Go through the material and pull out every line with the string "folder" in it.
::: Extracted material
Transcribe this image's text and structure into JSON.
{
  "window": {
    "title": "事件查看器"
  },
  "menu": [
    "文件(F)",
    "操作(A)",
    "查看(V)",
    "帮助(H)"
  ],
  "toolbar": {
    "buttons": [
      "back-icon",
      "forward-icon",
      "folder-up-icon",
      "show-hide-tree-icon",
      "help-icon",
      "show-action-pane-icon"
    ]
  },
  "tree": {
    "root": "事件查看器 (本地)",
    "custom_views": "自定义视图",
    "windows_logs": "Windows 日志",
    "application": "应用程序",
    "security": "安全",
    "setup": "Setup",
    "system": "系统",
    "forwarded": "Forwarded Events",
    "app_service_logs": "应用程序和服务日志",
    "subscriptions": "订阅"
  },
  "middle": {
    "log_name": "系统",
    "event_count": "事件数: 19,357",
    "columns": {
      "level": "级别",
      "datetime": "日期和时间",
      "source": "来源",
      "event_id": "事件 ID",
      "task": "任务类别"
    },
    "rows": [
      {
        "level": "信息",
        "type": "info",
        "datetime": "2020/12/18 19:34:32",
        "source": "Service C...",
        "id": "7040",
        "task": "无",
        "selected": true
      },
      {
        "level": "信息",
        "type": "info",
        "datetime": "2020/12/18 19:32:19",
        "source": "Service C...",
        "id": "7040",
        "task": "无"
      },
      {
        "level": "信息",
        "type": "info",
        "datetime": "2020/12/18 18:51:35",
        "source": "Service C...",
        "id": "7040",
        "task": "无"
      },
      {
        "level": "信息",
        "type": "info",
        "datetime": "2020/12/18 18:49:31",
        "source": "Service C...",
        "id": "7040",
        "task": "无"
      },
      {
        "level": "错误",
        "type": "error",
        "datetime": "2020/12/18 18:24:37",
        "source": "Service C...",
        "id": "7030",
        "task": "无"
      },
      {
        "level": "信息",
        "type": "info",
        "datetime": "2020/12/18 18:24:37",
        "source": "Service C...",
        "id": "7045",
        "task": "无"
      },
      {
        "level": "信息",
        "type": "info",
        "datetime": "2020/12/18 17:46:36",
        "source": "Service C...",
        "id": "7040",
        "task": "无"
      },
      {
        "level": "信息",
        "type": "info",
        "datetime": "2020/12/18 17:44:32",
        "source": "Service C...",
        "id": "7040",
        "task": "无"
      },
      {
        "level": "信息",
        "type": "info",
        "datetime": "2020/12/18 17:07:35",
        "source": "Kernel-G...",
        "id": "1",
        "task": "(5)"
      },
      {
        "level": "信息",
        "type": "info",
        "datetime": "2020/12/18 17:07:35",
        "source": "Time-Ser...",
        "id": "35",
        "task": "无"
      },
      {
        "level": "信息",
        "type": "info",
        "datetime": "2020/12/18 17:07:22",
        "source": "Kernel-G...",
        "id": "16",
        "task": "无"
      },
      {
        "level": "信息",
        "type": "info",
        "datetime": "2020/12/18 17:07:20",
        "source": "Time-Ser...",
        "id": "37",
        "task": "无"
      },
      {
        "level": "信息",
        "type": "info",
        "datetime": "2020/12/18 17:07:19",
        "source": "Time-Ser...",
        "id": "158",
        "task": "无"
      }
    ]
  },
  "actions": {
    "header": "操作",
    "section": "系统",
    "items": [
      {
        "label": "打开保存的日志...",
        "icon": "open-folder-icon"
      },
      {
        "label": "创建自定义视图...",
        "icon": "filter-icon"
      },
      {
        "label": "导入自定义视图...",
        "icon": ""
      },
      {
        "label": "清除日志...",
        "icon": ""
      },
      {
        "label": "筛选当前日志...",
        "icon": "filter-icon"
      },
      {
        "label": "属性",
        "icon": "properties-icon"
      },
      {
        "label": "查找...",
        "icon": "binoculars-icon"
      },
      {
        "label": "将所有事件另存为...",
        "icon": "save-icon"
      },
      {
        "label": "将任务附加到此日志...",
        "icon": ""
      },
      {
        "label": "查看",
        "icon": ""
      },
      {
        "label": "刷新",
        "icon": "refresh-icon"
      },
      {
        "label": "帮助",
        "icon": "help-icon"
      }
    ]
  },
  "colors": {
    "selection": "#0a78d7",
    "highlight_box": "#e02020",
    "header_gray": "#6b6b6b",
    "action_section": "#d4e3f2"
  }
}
::::::
Solution for this task:
      "folder-up-icon",
        "icon": "open-folder-icon"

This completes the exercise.